═════ Exercise material ═════

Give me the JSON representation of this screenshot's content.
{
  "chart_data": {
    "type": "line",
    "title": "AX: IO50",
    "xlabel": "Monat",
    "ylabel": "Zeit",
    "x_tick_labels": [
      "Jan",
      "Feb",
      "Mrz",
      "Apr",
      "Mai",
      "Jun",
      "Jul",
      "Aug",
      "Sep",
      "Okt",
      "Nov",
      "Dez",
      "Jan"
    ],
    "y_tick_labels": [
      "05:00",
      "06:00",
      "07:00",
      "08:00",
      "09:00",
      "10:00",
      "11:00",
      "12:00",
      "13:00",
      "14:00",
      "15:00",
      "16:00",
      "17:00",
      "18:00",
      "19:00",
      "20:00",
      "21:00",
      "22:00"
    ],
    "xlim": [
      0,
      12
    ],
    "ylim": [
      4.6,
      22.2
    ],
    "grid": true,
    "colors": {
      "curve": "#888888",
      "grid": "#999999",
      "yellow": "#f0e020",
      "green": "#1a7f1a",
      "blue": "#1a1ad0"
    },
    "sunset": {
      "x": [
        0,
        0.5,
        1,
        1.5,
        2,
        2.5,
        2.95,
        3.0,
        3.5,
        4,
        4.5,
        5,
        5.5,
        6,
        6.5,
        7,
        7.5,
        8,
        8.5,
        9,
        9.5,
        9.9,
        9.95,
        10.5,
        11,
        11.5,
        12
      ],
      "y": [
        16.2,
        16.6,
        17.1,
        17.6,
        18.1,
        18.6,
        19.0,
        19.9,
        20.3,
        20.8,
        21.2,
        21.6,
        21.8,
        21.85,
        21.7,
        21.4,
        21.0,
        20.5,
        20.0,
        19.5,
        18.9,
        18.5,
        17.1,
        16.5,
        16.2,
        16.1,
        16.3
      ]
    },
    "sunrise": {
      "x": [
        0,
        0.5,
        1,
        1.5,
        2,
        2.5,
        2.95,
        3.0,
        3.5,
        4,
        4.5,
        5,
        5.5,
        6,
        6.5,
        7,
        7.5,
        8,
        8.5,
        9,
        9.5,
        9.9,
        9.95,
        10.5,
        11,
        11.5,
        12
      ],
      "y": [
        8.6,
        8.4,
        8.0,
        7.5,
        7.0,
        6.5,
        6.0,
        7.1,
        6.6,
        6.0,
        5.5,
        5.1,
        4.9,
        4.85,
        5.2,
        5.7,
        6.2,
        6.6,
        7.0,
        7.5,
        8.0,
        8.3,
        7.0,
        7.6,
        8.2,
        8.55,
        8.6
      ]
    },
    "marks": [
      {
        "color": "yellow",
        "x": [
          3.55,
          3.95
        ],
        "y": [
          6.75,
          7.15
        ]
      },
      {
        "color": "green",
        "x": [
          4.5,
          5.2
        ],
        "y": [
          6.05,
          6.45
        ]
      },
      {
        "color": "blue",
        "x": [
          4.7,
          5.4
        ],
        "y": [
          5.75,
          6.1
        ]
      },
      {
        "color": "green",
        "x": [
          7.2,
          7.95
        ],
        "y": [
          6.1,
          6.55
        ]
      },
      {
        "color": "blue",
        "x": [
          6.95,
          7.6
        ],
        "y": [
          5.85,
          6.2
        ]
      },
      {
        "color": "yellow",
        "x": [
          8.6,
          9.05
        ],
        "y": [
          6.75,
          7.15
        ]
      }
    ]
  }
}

═════

> **Directions**
Reproduce the data in full, exactly as presented.

> **Solution below**
Give me the JSON representation of this screenshot's content.
{
  "chart_data": {
    "type": "line",
    "title": "AX: IO50",
    "xlabel": "Monat",
    "ylabel": "Zeit",
    "x_tick_labels": [
      "Jan",
      "Feb",
      "Mrz",
      "Apr",
      "Mai",
      "Jun",
      "Jul",
      "Aug",
      "Sep",
      "Okt",
      "Nov",
      "Dez",
      "Jan"
    ],
    "y_tick_labels": [
      "05:00",
      "06:00",
      "07:00",
      "08:00",
      "09:00",
      "10:00",
      "11:00",
      "12:00",
      "13:00",
      "14:00",
      "15:00",
      "16:00",
      "17:00",
      "18:00",
      "19:00",
      "20:00",
      "21:00",
      "22:00"
    ],
    "xlim": [
      0,
      12
    ],
    "ylim": [
      4.6,
      22.2
    ],
    "grid": true,
    "colors": {
      "curve": "#888888",
      "grid": "#999999",
      "yellow": "#f0e020",
      "green": "#1a7f1a",
      "blue": "#1a1ad0"
    },
    "sunset": {
      "x": [
        0,
        0.5,
        1,
        1.5,
        2,
        2.5,
        2.95,
        3.0,
        3.5,
        4,
        4.5,
        5,
        5.5,
        6,
        6.5,
        7,
        7.5,
        8,
        8.5,
        9,
        9.5,
        9.9,
        9.95,
        10.5,
        11,
        11.5,
        12
      ],
      "y": [
        16.2,
        16.6,
        17.1,
        17.6,
        18.1,
        18.6,
        19.0,
        19.9,
        20.3,
        20.8,
        21.2,
        21.6,
        21.8,
        21.85,
        21.7,
        21.4,
        21.0,
        20.5,
        20.0,
        19.5,
        18.9,
        18.5,
        17.1,
        16.5,
        16.2,
        16.1,
        16.3
      ]
    },
    "sunrise": {
      "x": [
        0,
        0.5,
        1,
        1.5,
        2,
        2.5,
        2.95,
        3.0,
        3.5,
        4,
        4.5,
        5,
        5.5,
        6,
        6.5,
        7,
        7.5,
        8,
        8.5,
        9,
        9.5,
        9.9,
        9.95,
        10.5,
        11,
        11.5,
        12
      ],
      "y": [
        8.6,
        8.4,
        8.0,
        7.5,
        7.0,
        6.5,
        6.0,
        7.1,
        6.6,
        6.0,
        5.5,
        5.1,
        4.9,
        4.85,
        5.2,
        5.7,
        6.2,
        6.6,
        7.0,
        7.5,
        8.0,
        8.3,
        7.0,
        7.6,
        8.2,
        8.55,
        8.6
      ]
    },
    "marks": [
      {
        "color": "yellow",
        "x": [
          3.55,
          3.95
        ],
        "y": [
          6.75,
          7.15
        ]
      },
      {
        "color": "green",
        "x": [
          4.5,
          5.2
        ],
        "y": [
          6.05,
          6.45
        ]
      },
      {
        "color": "blue",
        "x": [
          4.7,
          5.4
        ],
        "y": [
          5.75,
          6.1
        ]
      },
      {
        "color": "green",
        "x": [
          7.2,
          7.95
        ],
        "y": [
          6.1,
          6.55
        ]
      },
      {
        "color": "blue",
        "x": [
          6.95,
          7.6
        ],
        "y": [
          5.85,
          6.2
        ]
      },
      {
        "color": "yellow",
        "x": [
          8.6,
          9.05
        ],
        "y": [
          6.75,
          7.15
        ]
      }
    ]
  }
}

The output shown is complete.